— Start Record extracts —

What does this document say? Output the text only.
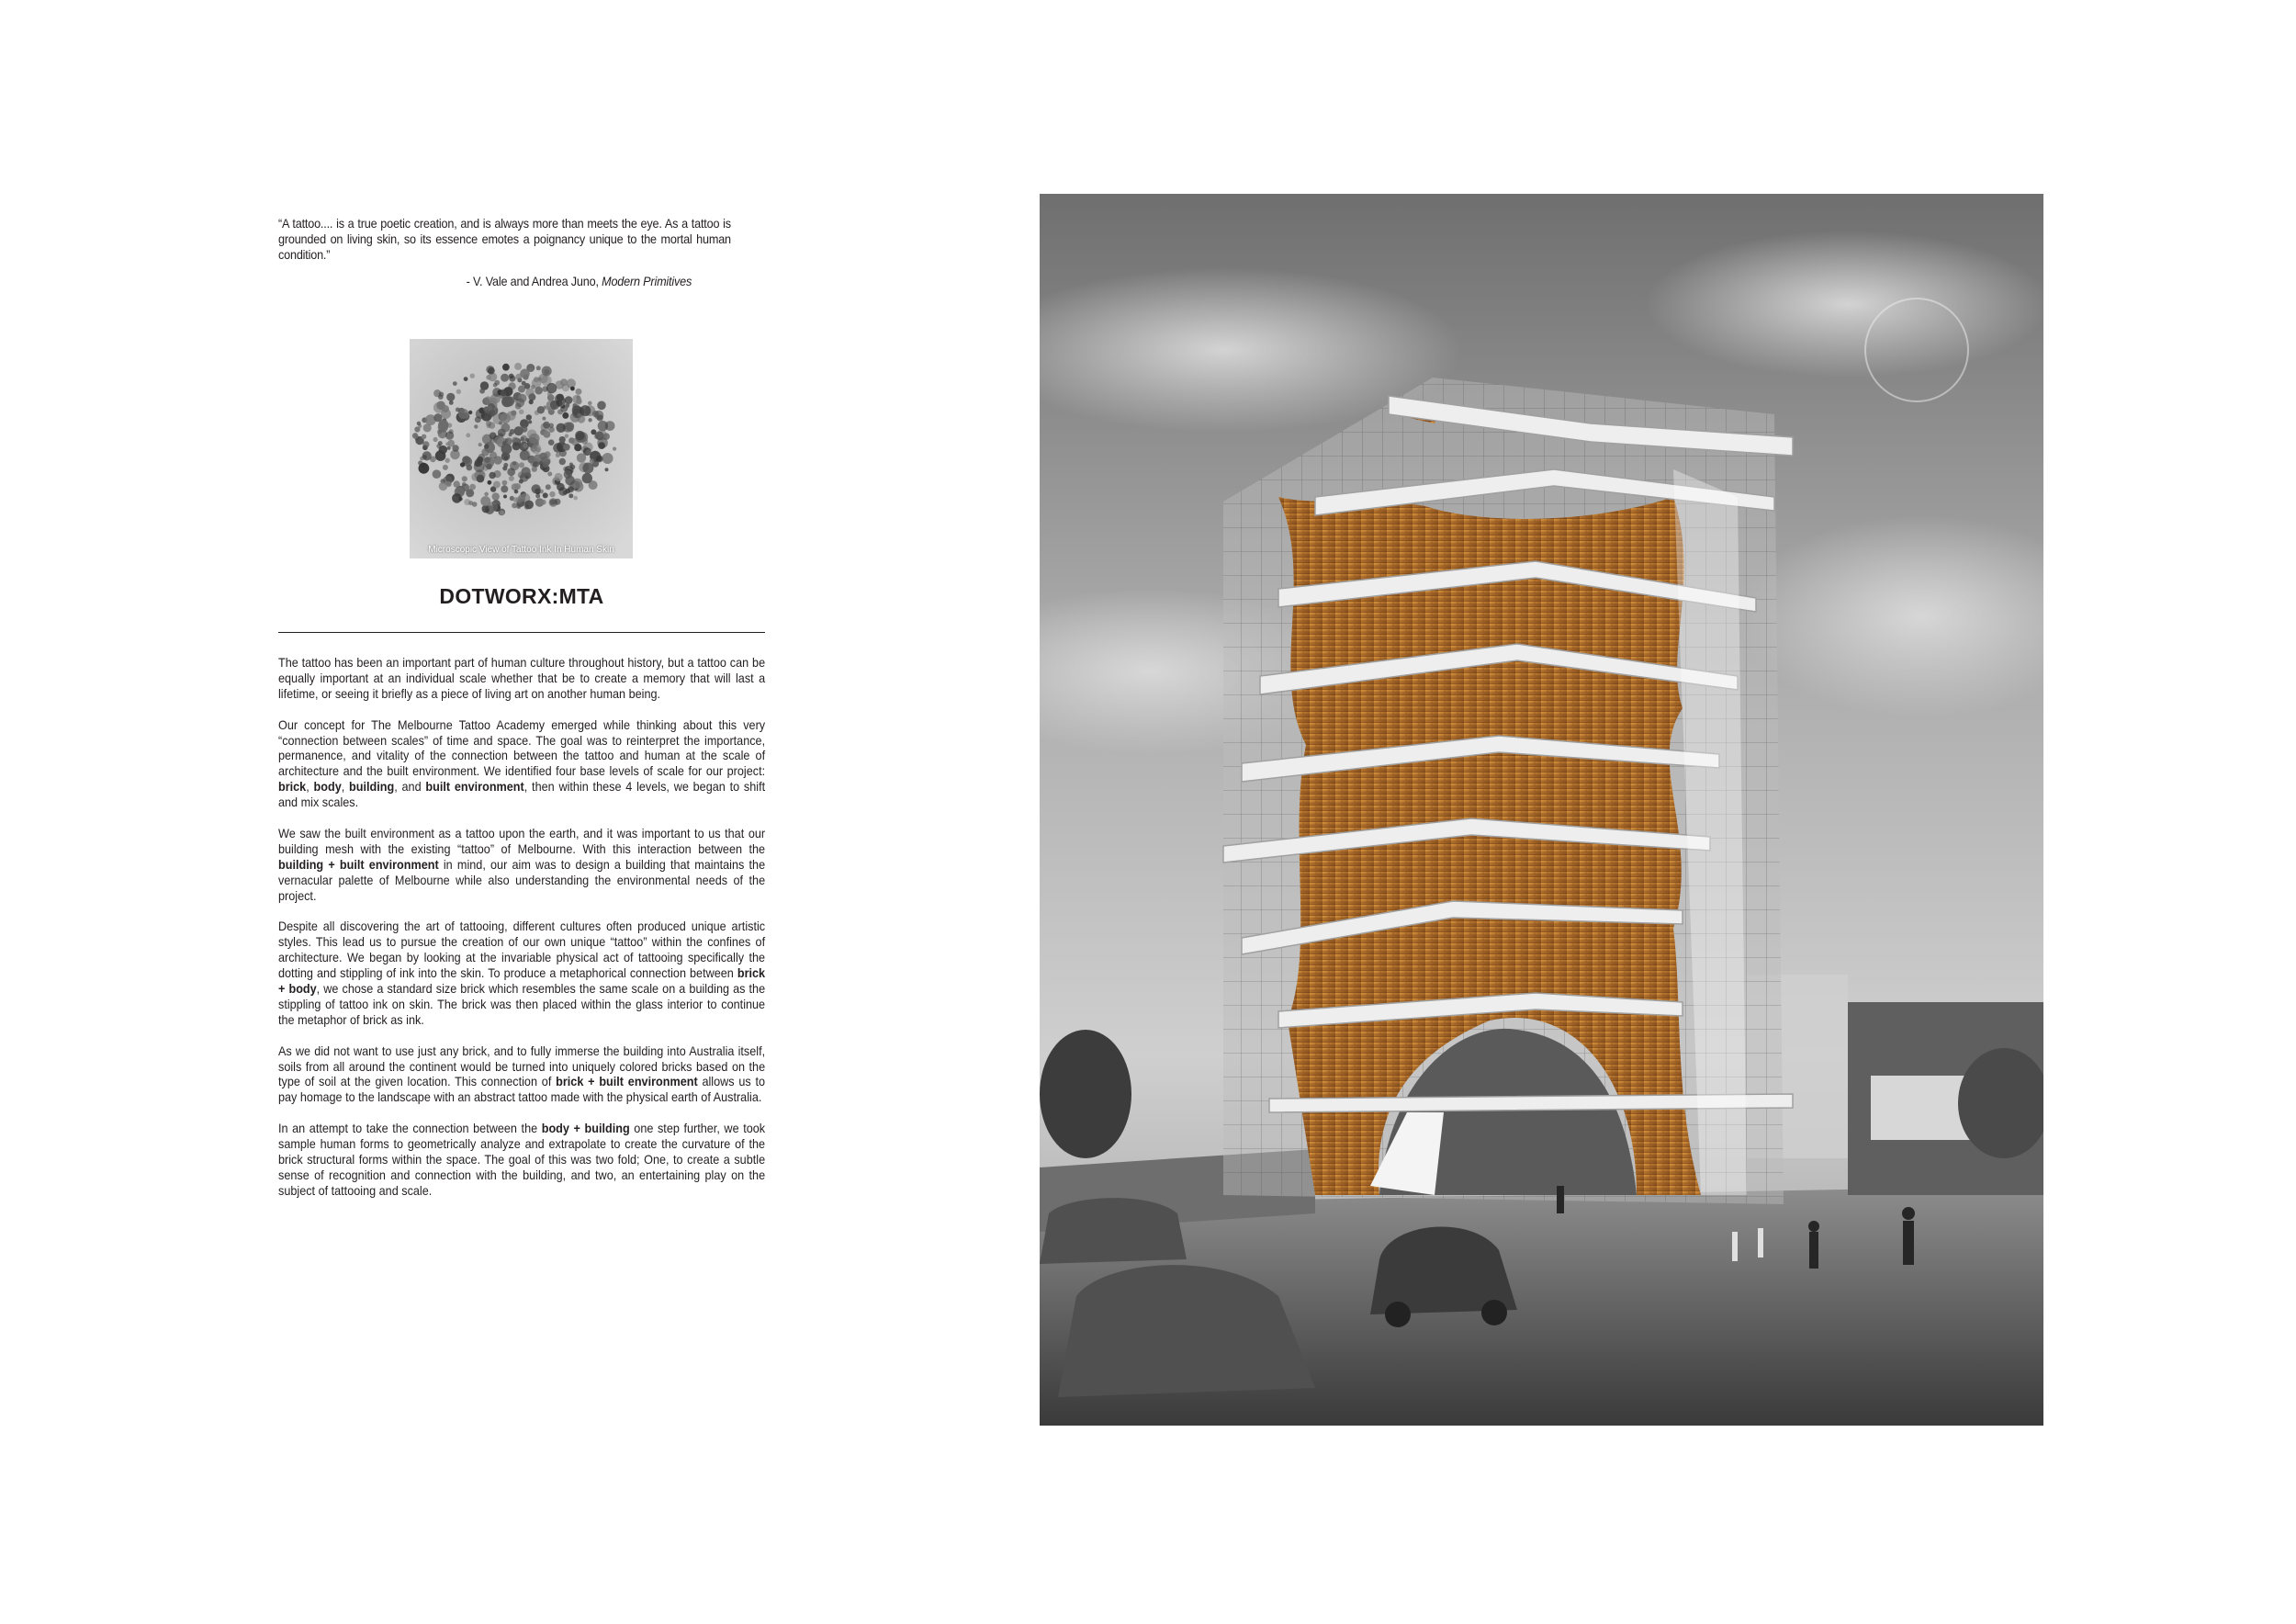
“A tattoo.... is a true poetic creation, and is always more than meets the eye. As a tattoo is grounded on living skin, so its essence emotes a poignancy unique to the mortal human condition.”

- V. Vale and Andrea Juno, Modern Primitives
Microscopic View of Tattoo Ink In Human Skin
DOTWORX:MTA

The tattoo has been an important part of human culture throughout history, but a tattoo can be equally important at an individual scale whether that be to create a memory that will last a lifetime, or seeing it briefly as a piece of living art on another human being.

Our concept for The Melbourne Tattoo Academy emerged while thinking about this very “connection between scales” of time and space. The goal was to reinterpret the importance, permanence, and vitality of the connection between the tattoo and human at the scale of architecture and the built environment. We identified four base levels of scale for our project: brick, body, building, and built environment, then within these 4 levels, we began to shift and mix scales.

We saw the built environment as a tattoo upon the earth, and it was important to us that our building mesh with the existing “tattoo” of Melbourne. With this interaction between the building + built environment in mind, our aim was to design a building that maintains the vernacular palette of Melbourne while also understanding the environmental needs of the project.

Despite all discovering the art of tattooing, different cultures often produced unique artistic styles. This lead us to pursue the creation of our own unique “tattoo” within the confines of architecture. We began by looking at the invariable physical act of tattooing specifically the dotting and stippling of ink into the skin. To produce a metaphorical connection between brick + body, we chose a standard size brick which resembles the same scale on a building as the stippling of tattoo ink on skin. The brick was then placed within the glass interior to continue the metaphor of brick as ink.

As we did not want to use just any brick, and to fully immerse the building into Australia itself, soils from all around the continent would be turned into uniquely colored bricks based on the type of soil at the given location. This connection of brick + built environment allows us to pay homage to the landscape with an abstract tattoo made with the physical earth of Australia.

In an attempt to take the connection between the body + building one step further, we took sample human forms to geometrically analyze and extrapolate to create the curvature of the brick structural forms within the space. The goal of this was two fold; One, to create a subtle sense of recognition and connection with the building, and two, an entertaining play on the subject of tattooing and scale.
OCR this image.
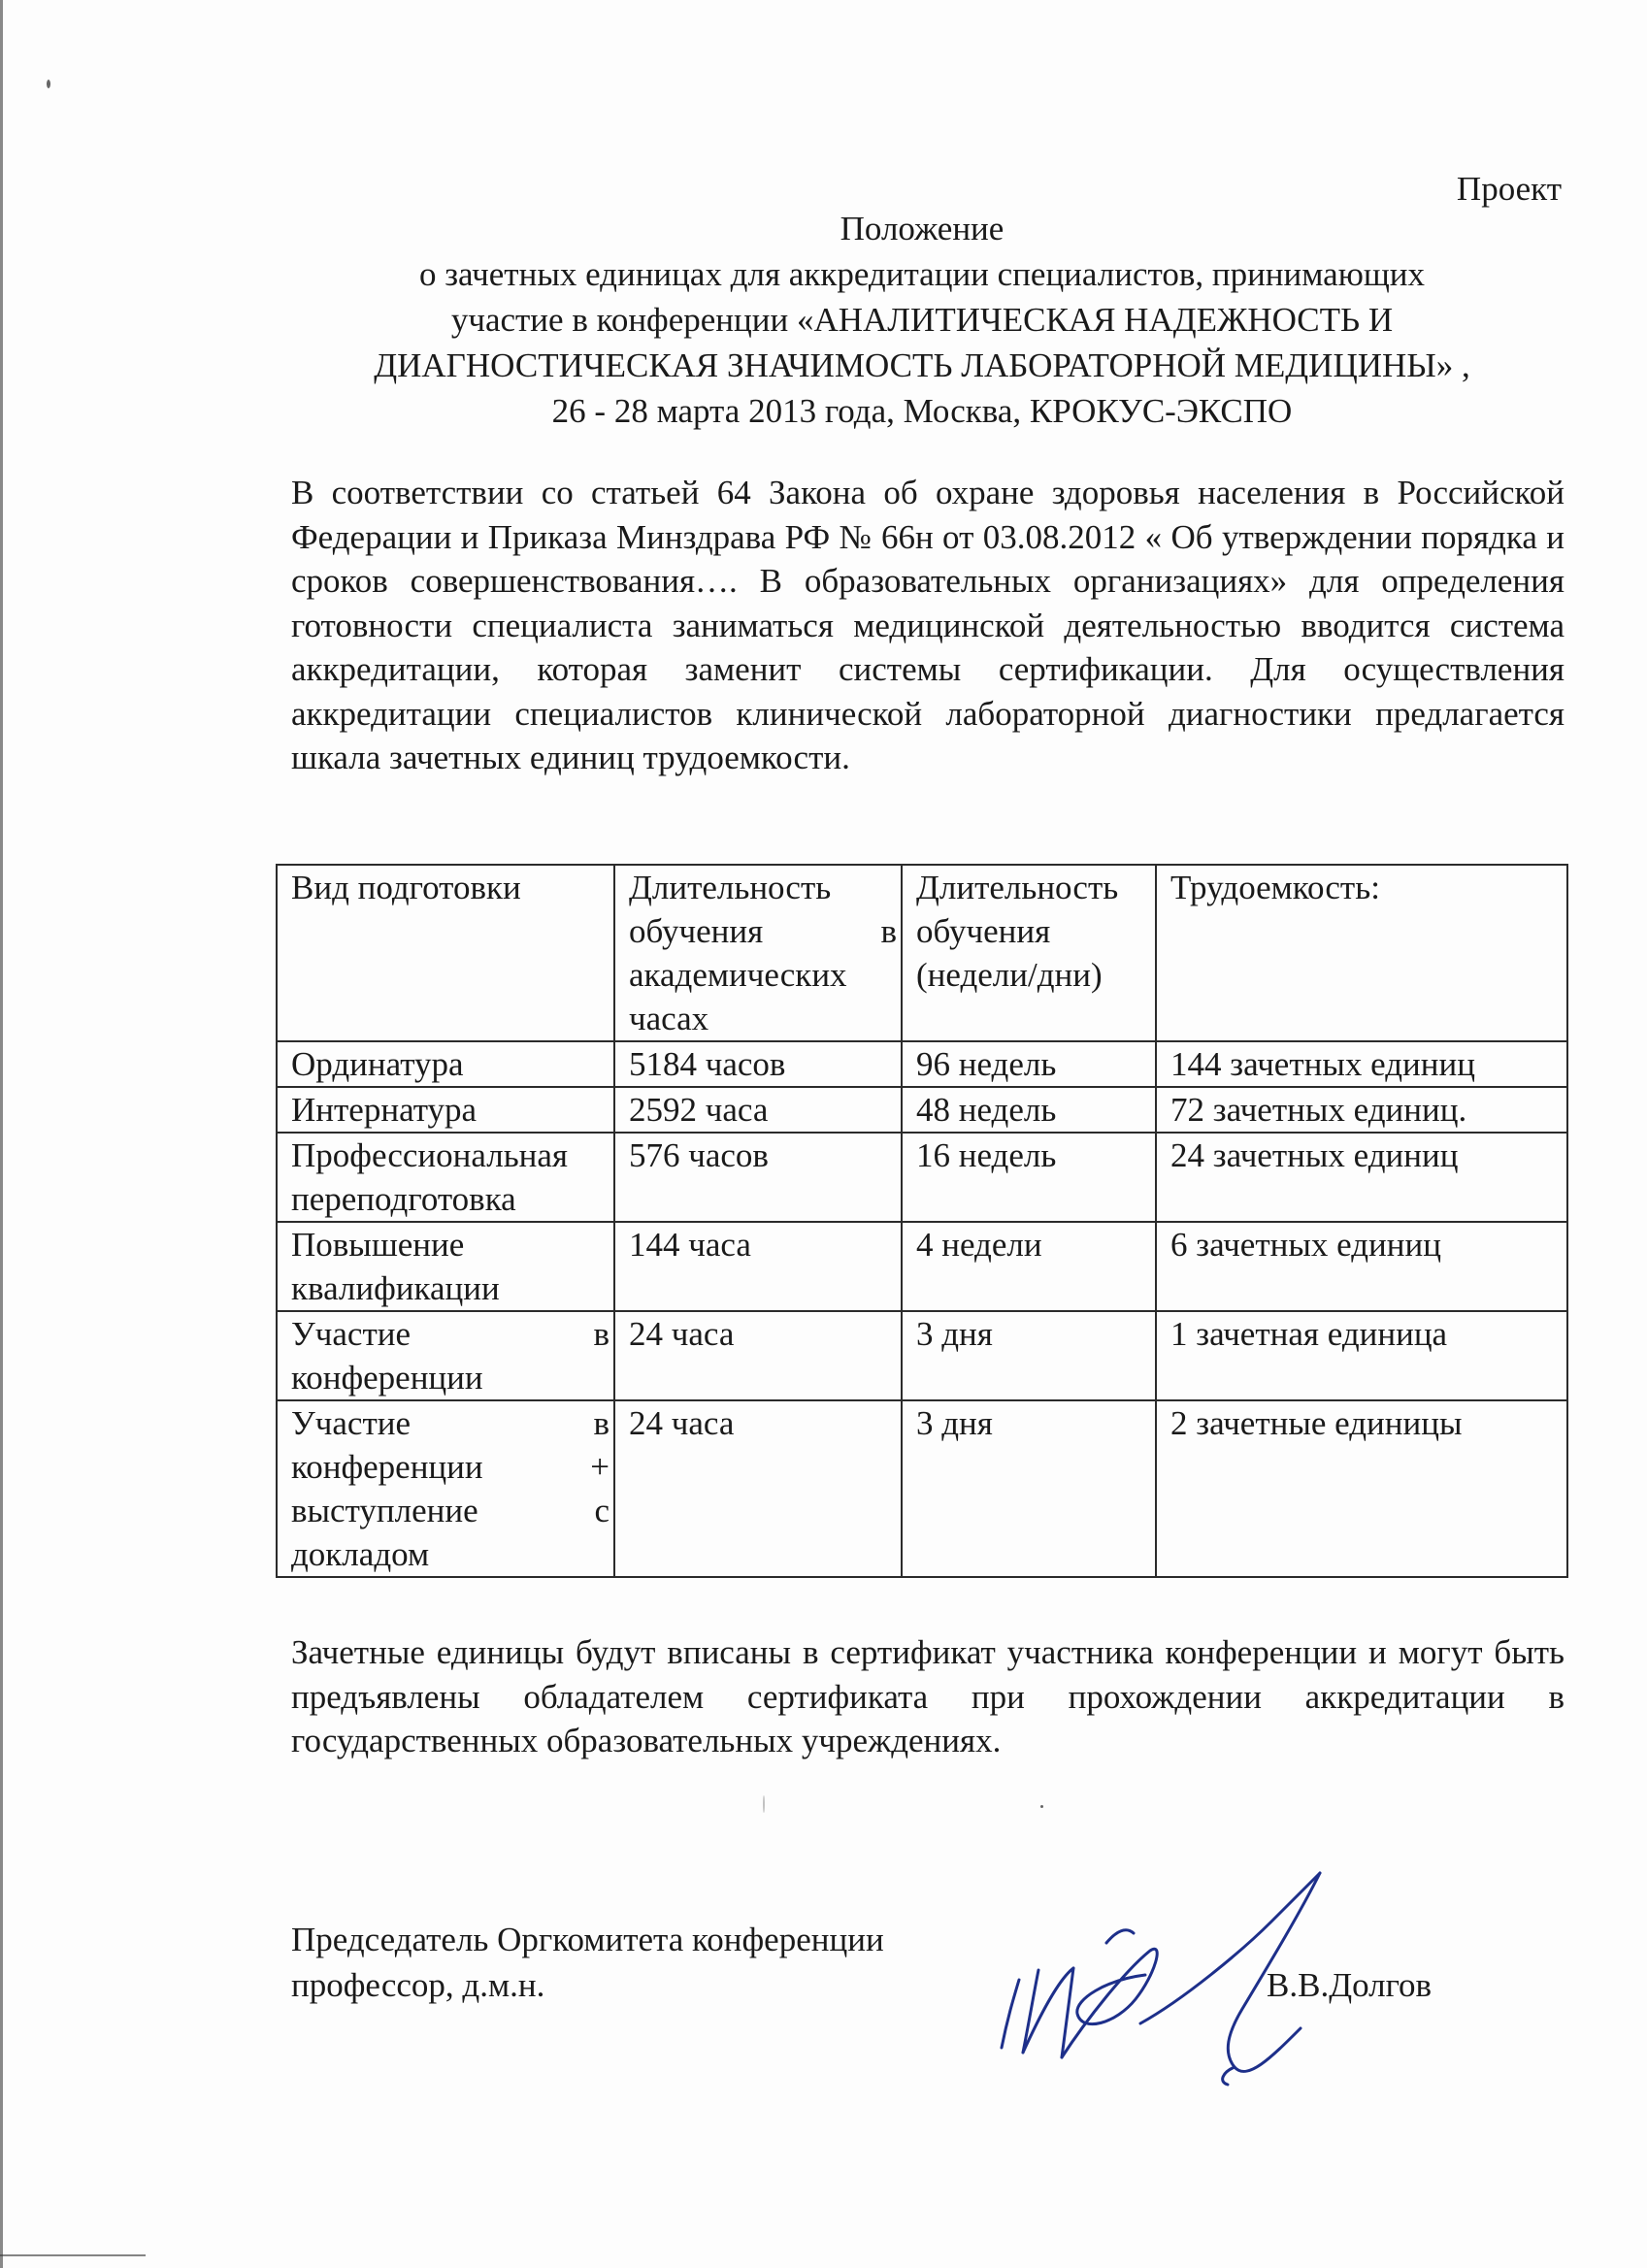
Проект
Положение
о зачетных единицах для аккредитации специалистов, принимающих
участие в конференции «АНАЛИТИЧЕСКАЯ НАДЕЖНОСТЬ И
ДИАГНОСТИЧЕСКАЯ ЗНАЧИМОСТЬ ЛАБОРАТОРНОЙ МЕДИЦИНЫ» ,
26 - 28 марта 2013 года, Москва, КРОКУС-ЭКСПО

В соответствии со статьей 64 Закона об охране здоровья населения в Российской Федерации и Приказа Минздрава РФ № 66н от 03.08.2012 « Об утверждении порядка и сроков совершенствования…. В образовательных организациях» для определения готовности специалиста заниматься медицинской деятельностью вводится система аккредитации, которая заменит системы сертификации. Для осуществления аккредитации специалистов клинической лабораторной диагностики предлагается шкала зачетных единиц трудоемкости.

Вид подготовки	Длительность обучения в академических часах	Длительность обучения (недели/дни)	Трудоемкость:
Ординатура	5184 часов	96 недель	144 зачетных единиц
Интернатура	2592 часа	48 недель	72 зачетных единиц.
Профессиональная переподготовка	576 часов	16 недель	24 зачетных единиц
Повышение квалификации	144 часа	4 недели	6 зачетных единиц
Участие в конференции	24 часа	3 дня	1 зачетная единица
Участие в конференции + выступление с докладом	24 часа	3 дня	2 зачетные единицы

Зачетные единицы будут вписаны в сертификат участника конференции и могут быть предъявлены обладателем сертификата при прохождении аккредитации в государственных образовательных учреждениях.

Председатель Оргкомитета конференции
профессор, д.м.н.	В.В.Долгов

— End Record extracts —

Can you retype every record above exactly, leaving out the pictures?

What does this document say? Output the text only.
“A tattoo.... is a true poetic creation, and is always more than meets the eye. As a tattoo is grounded on living skin, so its essence emotes a poignancy unique to the mortal human condition.”

- V. Vale and Andrea Juno, Modern Primitives
Microscopic View of Tattoo Ink In Human Skin
DOTWORX:MTA

The tattoo has been an important part of human culture throughout history, but a tattoo can be equally important at an individual scale whether that be to create a memory that will last a lifetime, or seeing it briefly as a piece of living art on another human being.

Our concept for The Melbourne Tattoo Academy emerged while thinking about this very “connection between scales” of time and space. The goal was to reinterpret the importance, permanence, and vitality of the connection between the tattoo and human at the scale of architecture and the built environment. We identified four base levels of scale for our project: brick, body, building, and built environment, then within these 4 levels, we began to shift and mix scales.

We saw the built environment as a tattoo upon the earth, and it was important to us that our building mesh with the existing “tattoo” of Melbourne. With this interaction between the building + built environment in mind, our aim was to design a building that maintains the vernacular palette of Melbourne while also understanding the environmental needs of the project.

Despite all discovering the art of tattooing, different cultures often produced unique artistic styles. This lead us to pursue the creation of our own unique “tattoo” within the confines of architecture. We began by looking at the invariable physical act of tattooing specifically the dotting and stippling of ink into the skin. To produce a metaphorical connection between brick + body, we chose a standard size brick which resembles the same scale on a building as the stippling of tattoo ink on skin. The brick was then placed within the glass interior to continue the metaphor of brick as ink.

As we did not want to use just any brick, and to fully immerse the building into Australia itself, soils from all around the continent would be turned into uniquely colored bricks based on the type of soil at the given location. This connection of brick + built environment allows us to pay homage to the landscape with an abstract tattoo made with the physical earth of Australia.

In an attempt to take the connection between the body + building one step further, we took sample human forms to geometrically analyze and extrapolate to create the curvature of the brick structural forms within the space. The goal of this was two fold; One, to create a subtle sense of recognition and connection with the building, and two, an entertaining play on the subject of tattooing and scale.
OCR this image.
Проект
Положение
о зачетных единицах для аккредитации специалистов, принимающих
участие в конференции «АНАЛИТИЧЕСКАЯ НАДЕЖНОСТЬ И
ДИАГНОСТИЧЕСКАЯ ЗНАЧИМОСТЬ ЛАБОРАТОРНОЙ МЕДИЦИНЫ» ,
26 - 28 марта 2013 года, Москва, КРОКУС-ЭКСПО

В соответствии со статьей 64 Закона об охране здоровья населения в Российской Федерации и Приказа Минздрава РФ № 66н от 03.08.2012 « Об утверждении порядка и сроков совершенствования…. В образовательных организациях» для определения готовности специалиста заниматься медицинской деятельностью вводится система аккредитации, которая заменит системы сертификации. Для осуществления аккредитации специалистов клинической лабораторной диагностики предлагается шкала зачетных единиц трудоемкости.

Вид подготовки	Длительность обучения в академических часах	Длительность обучения (недели/дни)	Трудоемкость:
Ординатура	5184 часов	96 недель	144 зачетных единиц
Интернатура	2592 часа	48 недель	72 зачетных единиц.
Профессиональная переподготовка	576 часов	16 недель	24 зачетных единиц
Повышение квалификации	144 часа	4 недели	6 зачетных единиц
Участие в конференции	24 часа	3 дня	1 зачетная единица
Участие в конференции + выступление с докладом	24 часа	3 дня	2 зачетные единицы

Зачетные единицы будут вписаны в сертификат участника конференции и могут быть предъявлены обладателем сертификата при прохождении аккредитации в государственных образовательных учреждениях.

Председатель Оргкомитета конференции
профессор, д.м.н.	В.В.Долгов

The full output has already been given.